**Given problem**
Filter these entries so that only lines with the word "color" remain.

-------------------------

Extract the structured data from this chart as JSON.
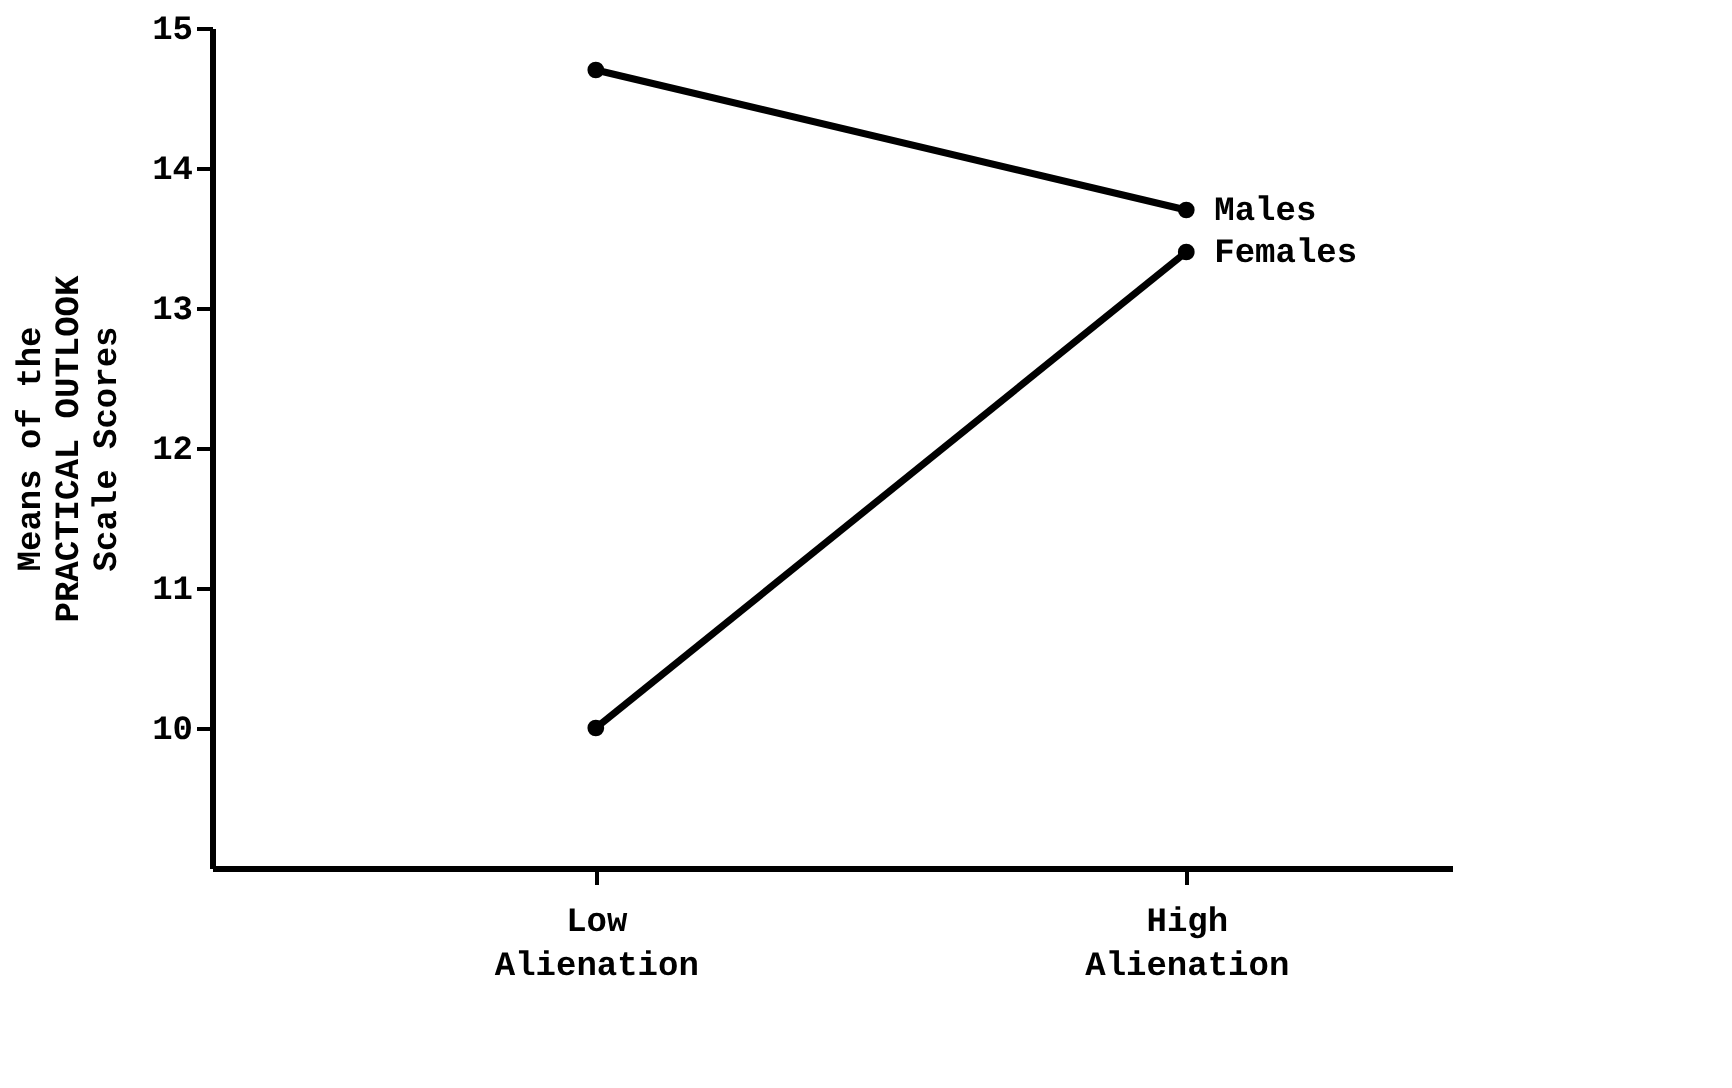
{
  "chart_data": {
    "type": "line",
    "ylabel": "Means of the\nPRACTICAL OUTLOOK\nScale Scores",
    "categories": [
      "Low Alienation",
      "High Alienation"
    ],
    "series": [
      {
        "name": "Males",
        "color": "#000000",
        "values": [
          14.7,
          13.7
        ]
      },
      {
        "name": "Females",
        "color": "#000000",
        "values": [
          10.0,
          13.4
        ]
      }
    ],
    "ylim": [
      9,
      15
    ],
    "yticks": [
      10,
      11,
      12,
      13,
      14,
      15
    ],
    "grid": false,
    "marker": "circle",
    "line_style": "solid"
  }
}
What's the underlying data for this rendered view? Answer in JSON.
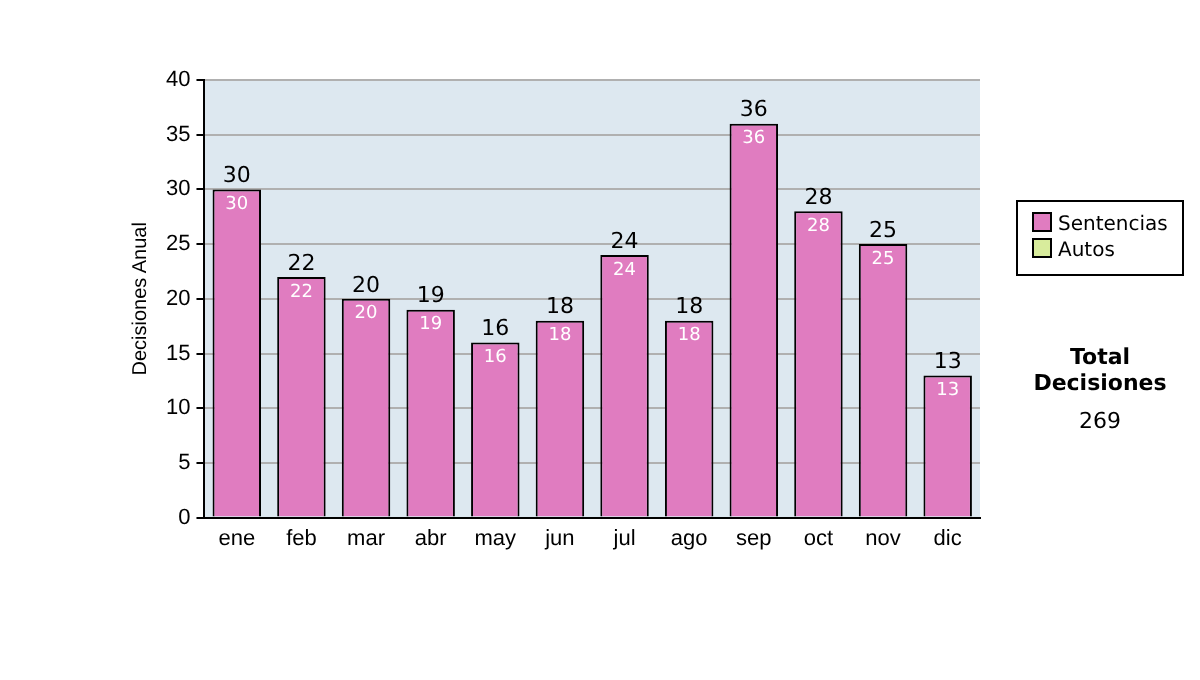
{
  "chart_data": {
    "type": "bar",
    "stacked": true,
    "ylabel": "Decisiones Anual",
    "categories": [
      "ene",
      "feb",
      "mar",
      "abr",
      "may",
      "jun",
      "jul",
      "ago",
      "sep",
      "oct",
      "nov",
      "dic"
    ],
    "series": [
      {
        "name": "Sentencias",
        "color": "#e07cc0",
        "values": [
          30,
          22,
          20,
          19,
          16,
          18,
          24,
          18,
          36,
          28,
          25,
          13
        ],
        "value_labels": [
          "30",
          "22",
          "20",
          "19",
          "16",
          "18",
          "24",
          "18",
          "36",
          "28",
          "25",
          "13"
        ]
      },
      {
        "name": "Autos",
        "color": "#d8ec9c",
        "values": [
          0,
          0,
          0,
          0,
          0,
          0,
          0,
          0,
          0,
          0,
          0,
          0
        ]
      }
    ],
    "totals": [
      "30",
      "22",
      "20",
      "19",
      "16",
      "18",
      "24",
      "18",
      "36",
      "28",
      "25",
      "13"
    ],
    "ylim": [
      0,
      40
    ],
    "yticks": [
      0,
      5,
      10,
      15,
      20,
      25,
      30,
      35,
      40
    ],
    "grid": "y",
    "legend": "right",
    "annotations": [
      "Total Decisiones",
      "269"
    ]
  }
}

-------------------------

**Reply to the exercise**
        "color": "#000000",
        "color": "#000000",
        "color": "#e07cc0",
        "color": "#d8ec9c",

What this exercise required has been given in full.